DATASET RECORDS:

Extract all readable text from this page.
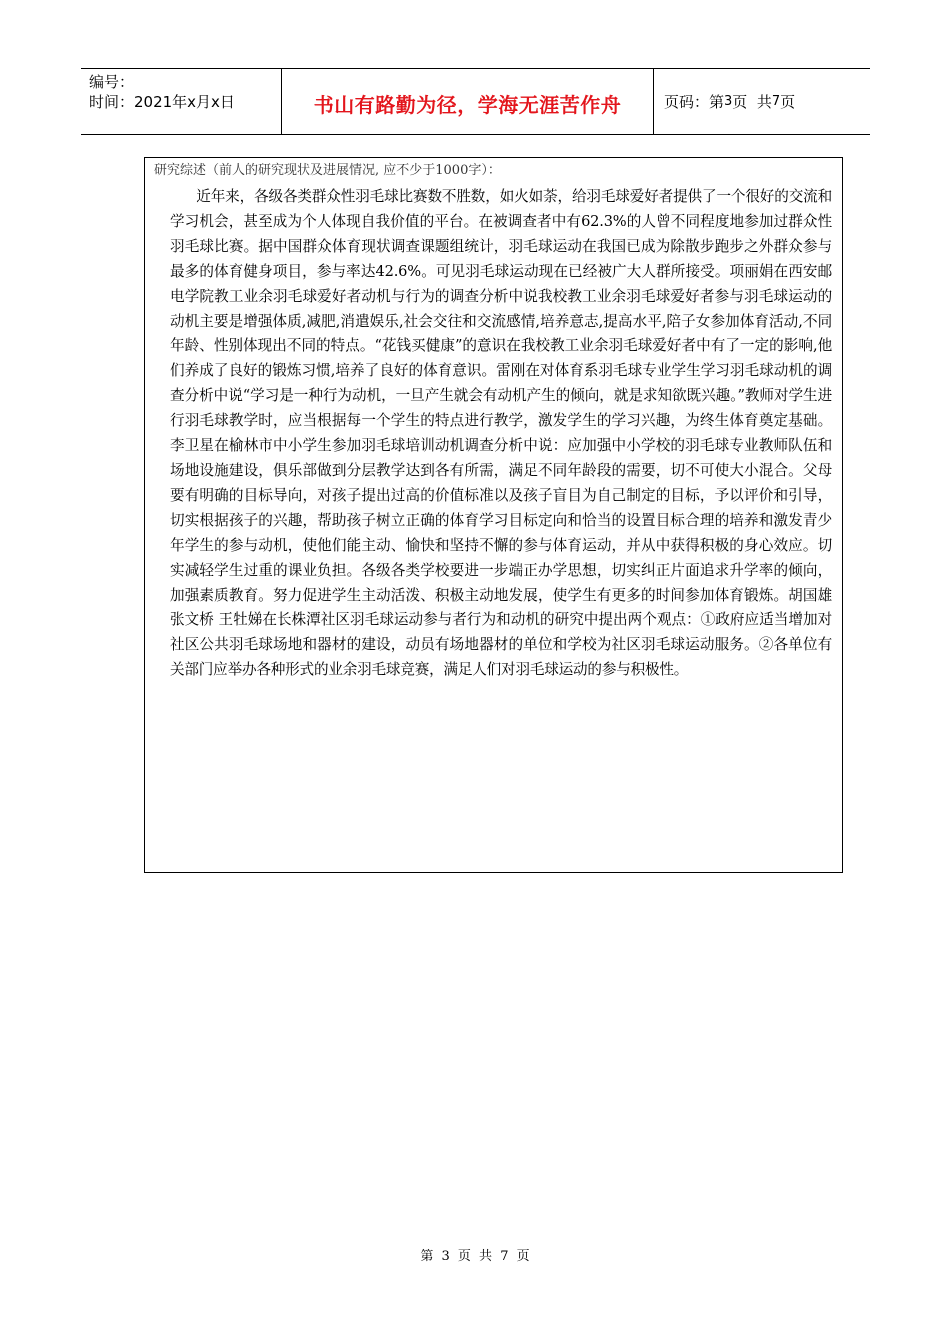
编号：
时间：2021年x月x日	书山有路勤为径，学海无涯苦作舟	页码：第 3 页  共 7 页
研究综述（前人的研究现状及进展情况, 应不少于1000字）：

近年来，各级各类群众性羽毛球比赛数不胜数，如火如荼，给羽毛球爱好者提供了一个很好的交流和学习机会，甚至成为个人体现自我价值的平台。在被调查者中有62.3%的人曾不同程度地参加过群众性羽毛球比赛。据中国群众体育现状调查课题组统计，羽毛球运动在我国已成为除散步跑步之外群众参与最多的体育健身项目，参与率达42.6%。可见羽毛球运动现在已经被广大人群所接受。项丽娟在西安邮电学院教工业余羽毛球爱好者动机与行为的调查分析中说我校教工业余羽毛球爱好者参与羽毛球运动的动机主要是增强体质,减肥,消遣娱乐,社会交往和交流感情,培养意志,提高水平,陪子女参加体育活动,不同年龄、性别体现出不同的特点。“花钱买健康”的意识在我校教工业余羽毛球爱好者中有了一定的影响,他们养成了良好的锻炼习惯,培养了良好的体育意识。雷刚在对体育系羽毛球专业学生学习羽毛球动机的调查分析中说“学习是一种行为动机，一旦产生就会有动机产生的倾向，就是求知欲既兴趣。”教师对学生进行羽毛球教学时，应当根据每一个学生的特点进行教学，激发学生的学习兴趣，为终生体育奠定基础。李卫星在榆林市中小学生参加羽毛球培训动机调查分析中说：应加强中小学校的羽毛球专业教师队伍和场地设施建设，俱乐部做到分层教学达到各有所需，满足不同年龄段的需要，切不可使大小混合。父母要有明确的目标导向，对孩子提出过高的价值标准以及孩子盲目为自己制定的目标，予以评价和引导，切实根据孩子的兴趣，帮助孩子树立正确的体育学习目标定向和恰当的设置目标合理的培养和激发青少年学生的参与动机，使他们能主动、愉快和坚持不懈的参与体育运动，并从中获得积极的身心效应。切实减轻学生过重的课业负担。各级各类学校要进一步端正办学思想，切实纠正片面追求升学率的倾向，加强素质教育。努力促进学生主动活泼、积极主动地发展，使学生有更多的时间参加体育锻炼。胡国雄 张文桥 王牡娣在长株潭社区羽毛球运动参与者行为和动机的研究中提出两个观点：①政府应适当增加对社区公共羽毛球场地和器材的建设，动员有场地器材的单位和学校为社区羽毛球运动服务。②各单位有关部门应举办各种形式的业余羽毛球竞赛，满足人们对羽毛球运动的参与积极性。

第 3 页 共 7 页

TASK OBJECTIVE: Every record above should be written out again exactly; the pictures stay out of the copy.

SOLUTION FOR THIS TASK:
Extract all readable text from this page.
编号：
时间：2021年x月x日	书山有路勤为径，学海无涯苦作舟	页码：第 3 页  共 7 页
研究综述（前人的研究现状及进展情况, 应不少于1000字）：

近年来，各级各类群众性羽毛球比赛数不胜数，如火如荼，给羽毛球爱好者提供了一个很好的交流和学习机会，甚至成为个人体现自我价值的平台。在被调查者中有62.3%的人曾不同程度地参加过群众性羽毛球比赛。据中国群众体育现状调查课题组统计，羽毛球运动在我国已成为除散步跑步之外群众参与最多的体育健身项目，参与率达42.6%。可见羽毛球运动现在已经被广大人群所接受。项丽娟在西安邮电学院教工业余羽毛球爱好者动机与行为的调查分析中说我校教工业余羽毛球爱好者参与羽毛球运动的动机主要是增强体质,减肥,消遣娱乐,社会交往和交流感情,培养意志,提高水平,陪子女参加体育活动,不同年龄、性别体现出不同的特点。“花钱买健康”的意识在我校教工业余羽毛球爱好者中有了一定的影响,他们养成了良好的锻炼习惯,培养了良好的体育意识。雷刚在对体育系羽毛球专业学生学习羽毛球动机的调查分析中说“学习是一种行为动机，一旦产生就会有动机产生的倾向，就是求知欲既兴趣。”教师对学生进行羽毛球教学时，应当根据每一个学生的特点进行教学，激发学生的学习兴趣，为终生体育奠定基础。李卫星在榆林市中小学生参加羽毛球培训动机调查分析中说：应加强中小学校的羽毛球专业教师队伍和场地设施建设，俱乐部做到分层教学达到各有所需，满足不同年龄段的需要，切不可使大小混合。父母要有明确的目标导向，对孩子提出过高的价值标准以及孩子盲目为自己制定的目标，予以评价和引导，切实根据孩子的兴趣，帮助孩子树立正确的体育学习目标定向和恰当的设置目标合理的培养和激发青少年学生的参与动机，使他们能主动、愉快和坚持不懈的参与体育运动，并从中获得积极的身心效应。切实减轻学生过重的课业负担。各级各类学校要进一步端正办学思想，切实纠正片面追求升学率的倾向，加强素质教育。努力促进学生主动活泼、积极主动地发展，使学生有更多的时间参加体育锻炼。胡国雄 张文桥 王牡娣在长株潭社区羽毛球运动参与者行为和动机的研究中提出两个观点：①政府应适当增加对社区公共羽毛球场地和器材的建设，动员有场地器材的单位和学校为社区羽毛球运动服务。②各单位有关部门应举办各种形式的业余羽毛球竞赛，满足人们对羽毛球运动的参与积极性。

第 3 页 共 7 页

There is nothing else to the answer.